* [Rows]

========================================

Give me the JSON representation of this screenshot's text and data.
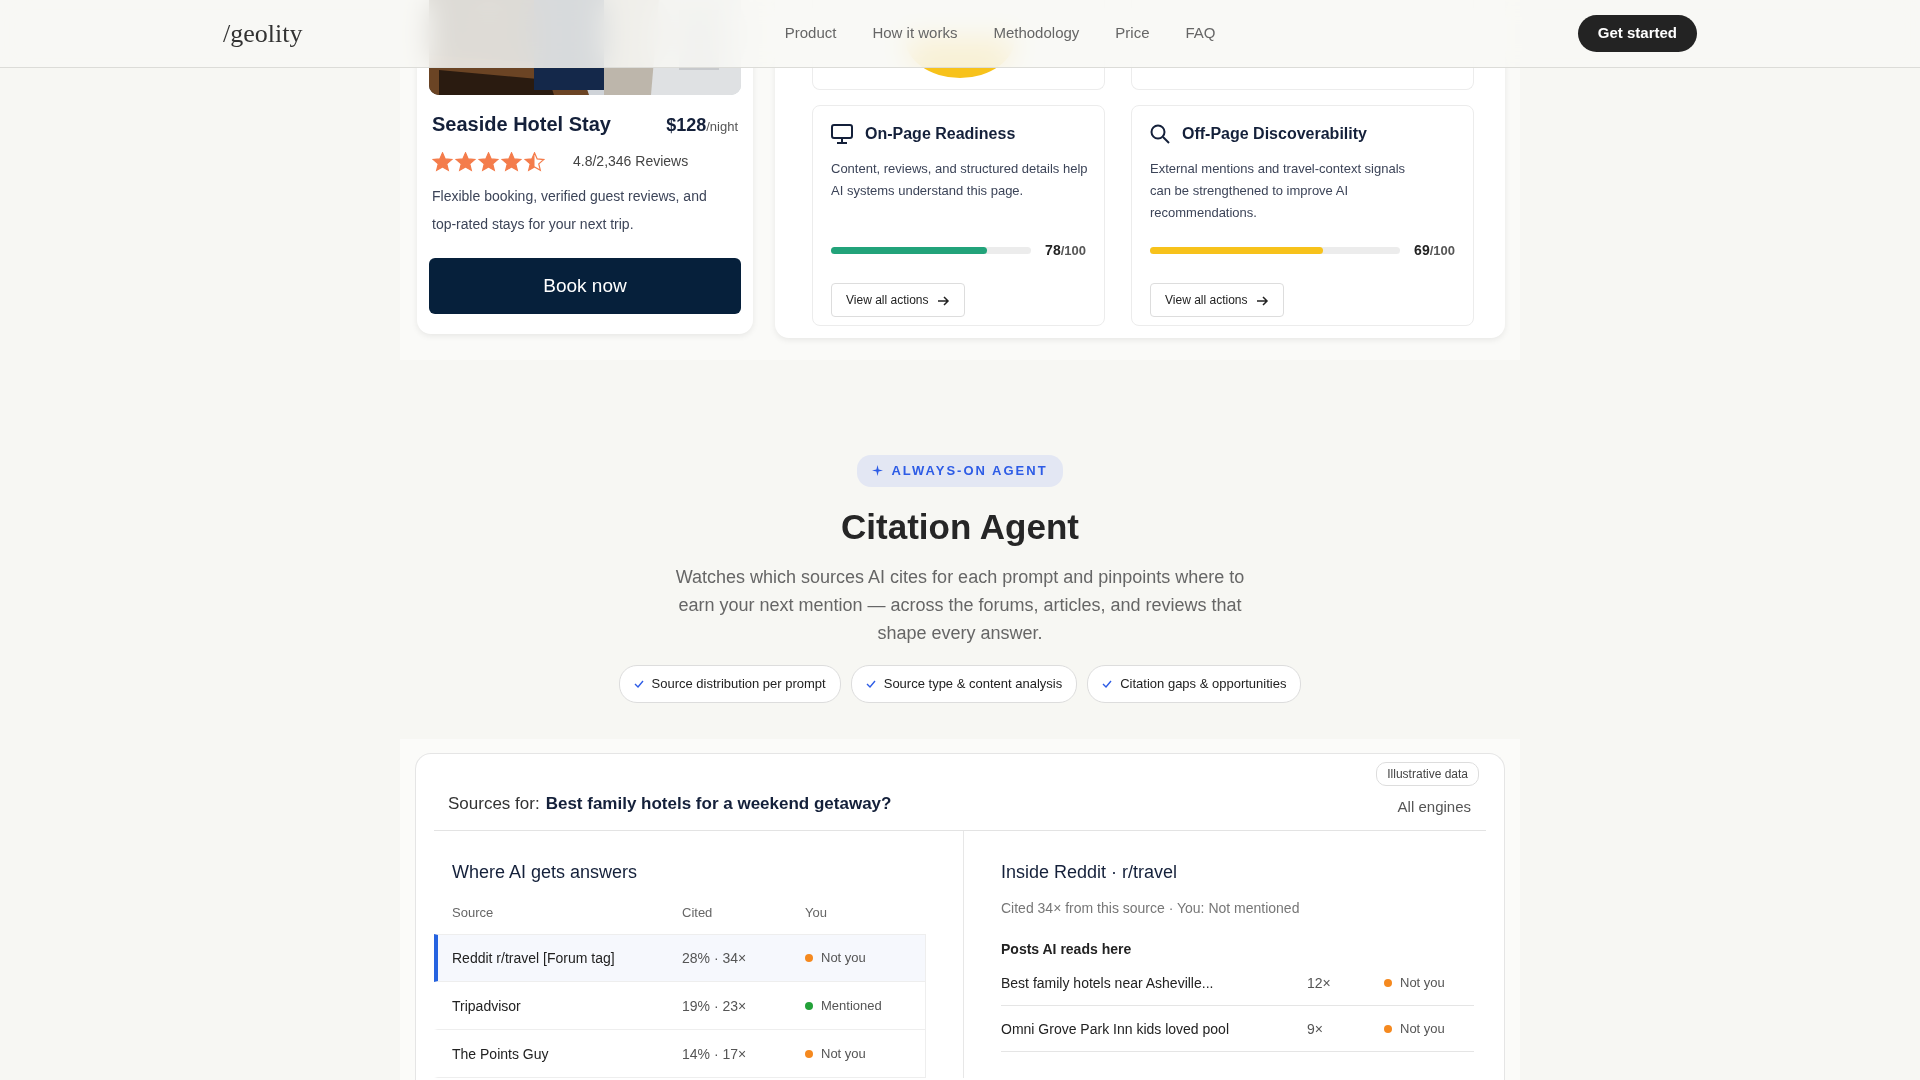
{
  "nav": {
    "logo": "/geolity",
    "links": [
      {
        "label": "Product"
      },
      {
        "label": "How it works"
      },
      {
        "label": "Methodology"
      },
      {
        "label": "Price"
      },
      {
        "label": "FAQ"
      }
    ],
    "cta": "Get started"
  },
  "hotel_card": {
    "title": "Seaside Hotel Stay",
    "price": "$128",
    "price_unit": "/night",
    "stars": 4.5,
    "rating": "4.8/2,346 Reviews",
    "description": "Flexible booking, verified guest reviews, and top-rated stays for your next trip.",
    "button": "Book now"
  },
  "score_cards": [
    {
      "title": "On-Page Readiness",
      "description": "Content, reviews, and structured details help AI systems understand this page.",
      "level": 0.78,
      "score": "78",
      "max": "/100",
      "color": "#22a37a",
      "action": "View all actions"
    },
    {
      "title": "Off-Page Discoverability",
      "description": "External mentions and travel-context signals can be strengthened to improve AI recommendations.",
      "level": 0.69,
      "score": "69",
      "max": "/100",
      "color": "#f7c21b",
      "action": "View all actions"
    }
  ],
  "agent": {
    "badge": "ALWAYS-ON AGENT",
    "title": "Citation Agent",
    "description": "Watches which sources AI cites for each prompt and pinpoints where to earn your next mention — across the forums, articles, and reviews that shape every answer.",
    "features": [
      "Source distribution per prompt",
      "Source type & content analysis",
      "Citation gaps & opportunities"
    ]
  },
  "sources_panel": {
    "tag": "Illustrative data",
    "prompt_label": "Sources for:",
    "prompt": "Best family hotels for a weekend getaway?",
    "engine": "All engines",
    "left": {
      "title": "Where AI gets answers",
      "columns": [
        "Source",
        "Cited",
        "You"
      ],
      "rows": [
        {
          "source": "Reddit r/travel [Forum tag]",
          "cited": "28% · 34×",
          "status": "Not you",
          "color": "#f5891f",
          "selected": true
        },
        {
          "source": "Tripadvisor",
          "cited": "19% · 23×",
          "status": "Mentioned",
          "color": "#23a139",
          "selected": false
        },
        {
          "source": "The Points Guy",
          "cited": "14% · 17×",
          "status": "Not you",
          "color": "#f5891f",
          "selected": false
        }
      ]
    },
    "right": {
      "title": "Inside Reddit · r/travel",
      "subtitle": "Cited 34× from this source · You: Not mentioned",
      "posts_title": "Posts AI reads here",
      "posts": [
        {
          "title": "Best family hotels near Asheville...",
          "count": "12×",
          "status": "Not you",
          "color": "#f5891f"
        },
        {
          "title": "Omni Grove Park Inn kids loved pool",
          "count": "9×",
          "status": "Not you",
          "color": "#f5891f"
        }
      ]
    }
  }
}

========================================

* [To do] Output the entries above exactly. Drop the pictures.

* [Result of this exercise]
Give me the JSON representation of this screenshot's text and data.
{
  "nav": {
    "logo": "/geolity",
    "links": [
      {
        "label": "Product"
      },
      {
        "label": "How it works"
      },
      {
        "label": "Methodology"
      },
      {
        "label": "Price"
      },
      {
        "label": "FAQ"
      }
    ],
    "cta": "Get started"
  },
  "hotel_card": {
    "title": "Seaside Hotel Stay",
    "price": "$128",
    "price_unit": "/night",
    "stars": 4.5,
    "rating": "4.8/2,346 Reviews",
    "description": "Flexible booking, verified guest reviews, and top-rated stays for your next trip.",
    "button": "Book now"
  },
  "score_cards": [
    {
      "title": "On-Page Readiness",
      "description": "Content, reviews, and structured details help AI systems understand this page.",
      "level": 0.78,
      "score": "78",
      "max": "/100",
      "color": "#22a37a",
      "action": "View all actions"
    },
    {
      "title": "Off-Page Discoverability",
      "description": "External mentions and travel-context signals can be strengthened to improve AI recommendations.",
      "level": 0.69,
      "score": "69",
      "max": "/100",
      "color": "#f7c21b",
      "action": "View all actions"
    }
  ],
  "agent": {
    "badge": "ALWAYS-ON AGENT",
    "title": "Citation Agent",
    "description": "Watches which sources AI cites for each prompt and pinpoints where to earn your next mention — across the forums, articles, and reviews that shape every answer.",
    "features": [
      "Source distribution per prompt",
      "Source type & content analysis",
      "Citation gaps & opportunities"
    ]
  },
  "sources_panel": {
    "tag": "Illustrative data",
    "prompt_label": "Sources for:",
    "prompt": "Best family hotels for a weekend getaway?",
    "engine": "All engines",
    "left": {
      "title": "Where AI gets answers",
      "columns": [
        "Source",
        "Cited",
        "You"
      ],
      "rows": [
        {
          "source": "Reddit r/travel [Forum tag]",
          "cited": "28% · 34×",
          "status": "Not you",
          "color": "#f5891f",
          "selected": true
        },
        {
          "source": "Tripadvisor",
          "cited": "19% · 23×",
          "status": "Mentioned",
          "color": "#23a139",
          "selected": false
        },
        {
          "source": "The Points Guy",
          "cited": "14% · 17×",
          "status": "Not you",
          "color": "#f5891f",
          "selected": false
        }
      ]
    },
    "right": {
      "title": "Inside Reddit · r/travel",
      "subtitle": "Cited 34× from this source · You: Not mentioned",
      "posts_title": "Posts AI reads here",
      "posts": [
        {
          "title": "Best family hotels near Asheville...",
          "count": "12×",
          "status": "Not you",
          "color": "#f5891f"
        },
        {
          "title": "Omni Grove Park Inn kids loved pool",
          "count": "9×",
          "status": "Not you",
          "color": "#f5891f"
        }
      ]
    }
  }
}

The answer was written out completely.